PROBLEM STATEMENT: All entries are to be quoted exactly; the images stay out of the copy.

>>

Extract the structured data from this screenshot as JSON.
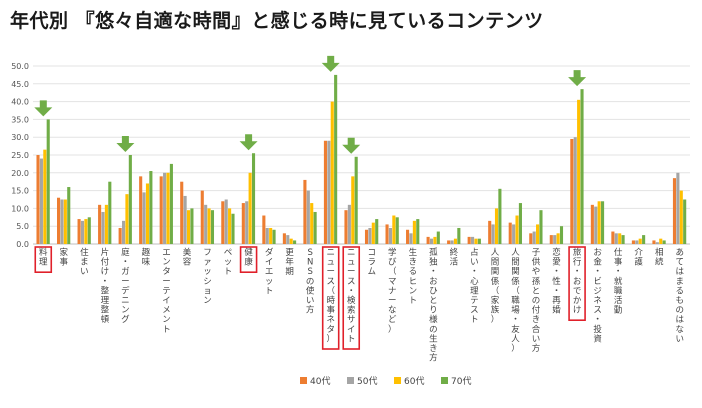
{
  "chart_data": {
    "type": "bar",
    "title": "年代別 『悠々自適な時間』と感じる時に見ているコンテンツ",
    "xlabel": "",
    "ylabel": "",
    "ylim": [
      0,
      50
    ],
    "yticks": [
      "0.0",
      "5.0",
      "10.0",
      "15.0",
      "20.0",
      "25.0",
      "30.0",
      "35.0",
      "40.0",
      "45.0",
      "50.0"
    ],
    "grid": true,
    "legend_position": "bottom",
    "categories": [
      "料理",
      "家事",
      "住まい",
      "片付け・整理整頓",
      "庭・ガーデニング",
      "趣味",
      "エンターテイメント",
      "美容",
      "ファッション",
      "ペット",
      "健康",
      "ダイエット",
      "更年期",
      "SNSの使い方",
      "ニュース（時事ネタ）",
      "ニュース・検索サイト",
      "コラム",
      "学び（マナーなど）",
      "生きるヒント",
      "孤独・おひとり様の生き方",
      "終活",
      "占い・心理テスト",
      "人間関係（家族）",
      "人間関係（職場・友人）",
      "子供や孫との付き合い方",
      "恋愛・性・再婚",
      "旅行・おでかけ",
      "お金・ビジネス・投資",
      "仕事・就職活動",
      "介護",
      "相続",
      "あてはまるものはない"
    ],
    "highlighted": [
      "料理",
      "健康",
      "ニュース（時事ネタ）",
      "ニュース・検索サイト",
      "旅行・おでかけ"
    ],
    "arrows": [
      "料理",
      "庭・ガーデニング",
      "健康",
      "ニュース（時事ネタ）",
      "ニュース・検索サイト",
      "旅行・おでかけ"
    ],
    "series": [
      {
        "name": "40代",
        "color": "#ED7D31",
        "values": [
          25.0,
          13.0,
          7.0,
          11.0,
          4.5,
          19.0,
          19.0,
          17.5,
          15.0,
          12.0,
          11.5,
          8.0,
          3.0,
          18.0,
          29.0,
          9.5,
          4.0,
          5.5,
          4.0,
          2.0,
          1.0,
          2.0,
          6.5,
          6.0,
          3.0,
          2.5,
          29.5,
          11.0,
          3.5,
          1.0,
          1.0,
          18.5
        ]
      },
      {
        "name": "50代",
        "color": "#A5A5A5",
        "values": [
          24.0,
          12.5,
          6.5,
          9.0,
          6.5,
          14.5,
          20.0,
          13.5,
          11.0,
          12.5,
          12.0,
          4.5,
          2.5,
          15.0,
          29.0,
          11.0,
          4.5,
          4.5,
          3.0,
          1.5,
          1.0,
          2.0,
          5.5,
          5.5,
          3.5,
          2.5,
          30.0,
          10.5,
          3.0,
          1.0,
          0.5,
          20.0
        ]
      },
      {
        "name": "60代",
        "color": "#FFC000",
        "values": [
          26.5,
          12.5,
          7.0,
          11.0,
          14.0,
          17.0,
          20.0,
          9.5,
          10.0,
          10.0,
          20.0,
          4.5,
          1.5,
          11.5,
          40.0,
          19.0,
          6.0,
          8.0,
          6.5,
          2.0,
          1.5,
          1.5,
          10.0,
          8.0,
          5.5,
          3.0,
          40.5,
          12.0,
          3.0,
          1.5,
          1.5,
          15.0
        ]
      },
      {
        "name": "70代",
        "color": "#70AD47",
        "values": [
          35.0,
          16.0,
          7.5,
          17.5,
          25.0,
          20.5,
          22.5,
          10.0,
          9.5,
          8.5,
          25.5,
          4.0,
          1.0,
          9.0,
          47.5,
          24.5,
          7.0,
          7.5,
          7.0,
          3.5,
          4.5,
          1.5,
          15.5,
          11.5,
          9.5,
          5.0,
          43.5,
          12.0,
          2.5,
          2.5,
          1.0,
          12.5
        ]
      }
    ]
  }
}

<<

SOLVED PROBLEM:
Extract the structured data from this screenshot as JSON.
{
  "chart_data": {
    "type": "bar",
    "title": "年代別 『悠々自適な時間』と感じる時に見ているコンテンツ",
    "xlabel": "",
    "ylabel": "",
    "ylim": [
      0,
      50
    ],
    "yticks": [
      "0.0",
      "5.0",
      "10.0",
      "15.0",
      "20.0",
      "25.0",
      "30.0",
      "35.0",
      "40.0",
      "45.0",
      "50.0"
    ],
    "grid": true,
    "legend_position": "bottom",
    "categories": [
      "料理",
      "家事",
      "住まい",
      "片付け・整理整頓",
      "庭・ガーデニング",
      "趣味",
      "エンターテイメント",
      "美容",
      "ファッション",
      "ペット",
      "健康",
      "ダイエット",
      "更年期",
      "SNSの使い方",
      "ニュース（時事ネタ）",
      "ニュース・検索サイト",
      "コラム",
      "学び（マナーなど）",
      "生きるヒント",
      "孤独・おひとり様の生き方",
      "終活",
      "占い・心理テスト",
      "人間関係（家族）",
      "人間関係（職場・友人）",
      "子供や孫との付き合い方",
      "恋愛・性・再婚",
      "旅行・おでかけ",
      "お金・ビジネス・投資",
      "仕事・就職活動",
      "介護",
      "相続",
      "あてはまるものはない"
    ],
    "highlighted": [
      "料理",
      "健康",
      "ニュース（時事ネタ）",
      "ニュース・検索サイト",
      "旅行・おでかけ"
    ],
    "arrows": [
      "料理",
      "庭・ガーデニング",
      "健康",
      "ニュース（時事ネタ）",
      "ニュース・検索サイト",
      "旅行・おでかけ"
    ],
    "series": [
      {
        "name": "40代",
        "color": "#ED7D31",
        "values": [
          25.0,
          13.0,
          7.0,
          11.0,
          4.5,
          19.0,
          19.0,
          17.5,
          15.0,
          12.0,
          11.5,
          8.0,
          3.0,
          18.0,
          29.0,
          9.5,
          4.0,
          5.5,
          4.0,
          2.0,
          1.0,
          2.0,
          6.5,
          6.0,
          3.0,
          2.5,
          29.5,
          11.0,
          3.5,
          1.0,
          1.0,
          18.5
        ]
      },
      {
        "name": "50代",
        "color": "#A5A5A5",
        "values": [
          24.0,
          12.5,
          6.5,
          9.0,
          6.5,
          14.5,
          20.0,
          13.5,
          11.0,
          12.5,
          12.0,
          4.5,
          2.5,
          15.0,
          29.0,
          11.0,
          4.5,
          4.5,
          3.0,
          1.5,
          1.0,
          2.0,
          5.5,
          5.5,
          3.5,
          2.5,
          30.0,
          10.5,
          3.0,
          1.0,
          0.5,
          20.0
        ]
      },
      {
        "name": "60代",
        "color": "#FFC000",
        "values": [
          26.5,
          12.5,
          7.0,
          11.0,
          14.0,
          17.0,
          20.0,
          9.5,
          10.0,
          10.0,
          20.0,
          4.5,
          1.5,
          11.5,
          40.0,
          19.0,
          6.0,
          8.0,
          6.5,
          2.0,
          1.5,
          1.5,
          10.0,
          8.0,
          5.5,
          3.0,
          40.5,
          12.0,
          3.0,
          1.5,
          1.5,
          15.0
        ]
      },
      {
        "name": "70代",
        "color": "#70AD47",
        "values": [
          35.0,
          16.0,
          7.5,
          17.5,
          25.0,
          20.5,
          22.5,
          10.0,
          9.5,
          8.5,
          25.5,
          4.0,
          1.0,
          9.0,
          47.5,
          24.5,
          7.0,
          7.5,
          7.0,
          3.5,
          4.5,
          1.5,
          15.5,
          11.5,
          9.5,
          5.0,
          43.5,
          12.0,
          2.5,
          2.5,
          1.0,
          12.5
        ]
      }
    ]
  }
}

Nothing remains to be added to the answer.